Required work: Write out the entries below once more, exactly, with the pictures left out.
[START Records supplied]
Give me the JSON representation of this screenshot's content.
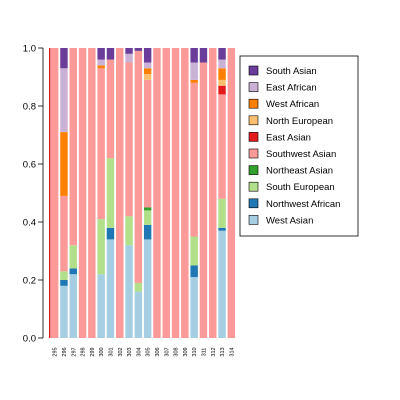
{
  "chart_data": {
    "type": "bar",
    "stacked": true,
    "ylim": [
      0,
      1
    ],
    "yticks": [
      "0.0",
      "0.2",
      "0.4",
      "0.6",
      "0.8",
      "1.0"
    ],
    "grid": false,
    "legend_position": "right",
    "categories": [
      "295",
      "296",
      "297",
      "298",
      "299",
      "300",
      "301",
      "302",
      "303",
      "304",
      "305",
      "306",
      "307",
      "308",
      "309",
      "310",
      "311",
      "312",
      "313",
      "314"
    ],
    "series": [
      {
        "name": "West Asian",
        "color": "#a6cee3",
        "values": [
          0.0,
          0.18,
          0.22,
          0.0,
          0.0,
          0.22,
          0.34,
          0.0,
          0.32,
          0.16,
          0.34,
          0.0,
          0.0,
          0.0,
          0.0,
          0.21,
          0.0,
          0.0,
          0.37,
          0.0
        ]
      },
      {
        "name": "Northwest African",
        "color": "#1f78b4",
        "values": [
          0.0,
          0.02,
          0.02,
          0.0,
          0.0,
          0.0,
          0.04,
          0.0,
          0.0,
          0.0,
          0.05,
          0.0,
          0.0,
          0.0,
          0.0,
          0.04,
          0.0,
          0.0,
          0.01,
          0.0
        ]
      },
      {
        "name": "South European",
        "color": "#b2df8a",
        "values": [
          0.0,
          0.03,
          0.08,
          0.0,
          0.0,
          0.19,
          0.24,
          0.0,
          0.1,
          0.03,
          0.05,
          0.0,
          0.0,
          0.0,
          0.0,
          0.1,
          0.0,
          0.0,
          0.1,
          0.0
        ]
      },
      {
        "name": "Northeast Asian",
        "color": "#33a02c",
        "values": [
          0.0,
          0.0,
          0.0,
          0.0,
          0.0,
          0.0,
          0.0,
          0.0,
          0.0,
          0.0,
          0.01,
          0.0,
          0.0,
          0.0,
          0.0,
          0.0,
          0.0,
          0.0,
          0.0,
          0.0
        ]
      },
      {
        "name": "Southwest Asian",
        "color": "#fb9a99",
        "values": [
          1.0,
          0.26,
          0.68,
          1.0,
          1.0,
          0.52,
          0.34,
          1.0,
          0.53,
          0.8,
          0.44,
          1.0,
          1.0,
          1.0,
          1.0,
          0.53,
          0.95,
          1.0,
          0.36,
          1.0
        ]
      },
      {
        "name": "East Asian",
        "color": "#e31a1c",
        "values": [
          0.0,
          0.0,
          0.0,
          0.0,
          0.0,
          0.0,
          0.0,
          0.0,
          0.0,
          0.0,
          0.0,
          0.0,
          0.0,
          0.0,
          0.0,
          0.0,
          0.0,
          0.0,
          0.03,
          0.0
        ]
      },
      {
        "name": "North European",
        "color": "#fdbf6f",
        "values": [
          0.0,
          0.0,
          0.0,
          0.0,
          0.0,
          0.0,
          0.0,
          0.0,
          0.0,
          0.0,
          0.02,
          0.0,
          0.0,
          0.0,
          0.0,
          0.0,
          0.0,
          0.0,
          0.02,
          0.0
        ]
      },
      {
        "name": "West African",
        "color": "#ff7f00",
        "values": [
          0.0,
          0.22,
          0.0,
          0.0,
          0.0,
          0.01,
          0.0,
          0.0,
          0.0,
          0.0,
          0.02,
          0.0,
          0.0,
          0.0,
          0.0,
          0.01,
          0.0,
          0.0,
          0.04,
          0.0
        ]
      },
      {
        "name": "East African",
        "color": "#cab2d6",
        "values": [
          0.0,
          0.22,
          0.0,
          0.0,
          0.0,
          0.02,
          0.0,
          0.0,
          0.03,
          0.0,
          0.02,
          0.0,
          0.0,
          0.0,
          0.0,
          0.06,
          0.0,
          0.0,
          0.03,
          0.0
        ]
      },
      {
        "name": "South Asian",
        "color": "#6a3d9a",
        "values": [
          0.0,
          0.07,
          0.0,
          0.0,
          0.0,
          0.04,
          0.04,
          0.0,
          0.02,
          0.01,
          0.05,
          0.0,
          0.0,
          0.0,
          0.0,
          0.05,
          0.05,
          0.0,
          0.04,
          0.0
        ]
      }
    ],
    "legend_order": [
      "South Asian",
      "East African",
      "West African",
      "North European",
      "East Asian",
      "Southwest Asian",
      "Northeast Asian",
      "South European",
      "Northwest African",
      "West Asian"
    ]
  }
}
[END Records supplied]
Worked solution:
Give me the JSON representation of this screenshot's content.
{
  "chart_data": {
    "type": "bar",
    "stacked": true,
    "ylim": [
      0,
      1
    ],
    "yticks": [
      "0.0",
      "0.2",
      "0.4",
      "0.6",
      "0.8",
      "1.0"
    ],
    "grid": false,
    "legend_position": "right",
    "categories": [
      "295",
      "296",
      "297",
      "298",
      "299",
      "300",
      "301",
      "302",
      "303",
      "304",
      "305",
      "306",
      "307",
      "308",
      "309",
      "310",
      "311",
      "312",
      "313",
      "314"
    ],
    "series": [
      {
        "name": "West Asian",
        "color": "#a6cee3",
        "values": [
          0.0,
          0.18,
          0.22,
          0.0,
          0.0,
          0.22,
          0.34,
          0.0,
          0.32,
          0.16,
          0.34,
          0.0,
          0.0,
          0.0,
          0.0,
          0.21,
          0.0,
          0.0,
          0.37,
          0.0
        ]
      },
      {
        "name": "Northwest African",
        "color": "#1f78b4",
        "values": [
          0.0,
          0.02,
          0.02,
          0.0,
          0.0,
          0.0,
          0.04,
          0.0,
          0.0,
          0.0,
          0.05,
          0.0,
          0.0,
          0.0,
          0.0,
          0.04,
          0.0,
          0.0,
          0.01,
          0.0
        ]
      },
      {
        "name": "South European",
        "color": "#b2df8a",
        "values": [
          0.0,
          0.03,
          0.08,
          0.0,
          0.0,
          0.19,
          0.24,
          0.0,
          0.1,
          0.03,
          0.05,
          0.0,
          0.0,
          0.0,
          0.0,
          0.1,
          0.0,
          0.0,
          0.1,
          0.0
        ]
      },
      {
        "name": "Northeast Asian",
        "color": "#33a02c",
        "values": [
          0.0,
          0.0,
          0.0,
          0.0,
          0.0,
          0.0,
          0.0,
          0.0,
          0.0,
          0.0,
          0.01,
          0.0,
          0.0,
          0.0,
          0.0,
          0.0,
          0.0,
          0.0,
          0.0,
          0.0
        ]
      },
      {
        "name": "Southwest Asian",
        "color": "#fb9a99",
        "values": [
          1.0,
          0.26,
          0.68,
          1.0,
          1.0,
          0.52,
          0.34,
          1.0,
          0.53,
          0.8,
          0.44,
          1.0,
          1.0,
          1.0,
          1.0,
          0.53,
          0.95,
          1.0,
          0.36,
          1.0
        ]
      },
      {
        "name": "East Asian",
        "color": "#e31a1c",
        "values": [
          0.0,
          0.0,
          0.0,
          0.0,
          0.0,
          0.0,
          0.0,
          0.0,
          0.0,
          0.0,
          0.0,
          0.0,
          0.0,
          0.0,
          0.0,
          0.0,
          0.0,
          0.0,
          0.03,
          0.0
        ]
      },
      {
        "name": "North European",
        "color": "#fdbf6f",
        "values": [
          0.0,
          0.0,
          0.0,
          0.0,
          0.0,
          0.0,
          0.0,
          0.0,
          0.0,
          0.0,
          0.02,
          0.0,
          0.0,
          0.0,
          0.0,
          0.0,
          0.0,
          0.0,
          0.02,
          0.0
        ]
      },
      {
        "name": "West African",
        "color": "#ff7f00",
        "values": [
          0.0,
          0.22,
          0.0,
          0.0,
          0.0,
          0.01,
          0.0,
          0.0,
          0.0,
          0.0,
          0.02,
          0.0,
          0.0,
          0.0,
          0.0,
          0.01,
          0.0,
          0.0,
          0.04,
          0.0
        ]
      },
      {
        "name": "East African",
        "color": "#cab2d6",
        "values": [
          0.0,
          0.22,
          0.0,
          0.0,
          0.0,
          0.02,
          0.0,
          0.0,
          0.03,
          0.0,
          0.02,
          0.0,
          0.0,
          0.0,
          0.0,
          0.06,
          0.0,
          0.0,
          0.03,
          0.0
        ]
      },
      {
        "name": "South Asian",
        "color": "#6a3d9a",
        "values": [
          0.0,
          0.07,
          0.0,
          0.0,
          0.0,
          0.04,
          0.04,
          0.0,
          0.02,
          0.01,
          0.05,
          0.0,
          0.0,
          0.0,
          0.0,
          0.05,
          0.05,
          0.0,
          0.04,
          0.0
        ]
      }
    ],
    "legend_order": [
      "South Asian",
      "East African",
      "West African",
      "North European",
      "East Asian",
      "Southwest Asian",
      "Northeast Asian",
      "South European",
      "Northwest African",
      "West Asian"
    ]
  }
}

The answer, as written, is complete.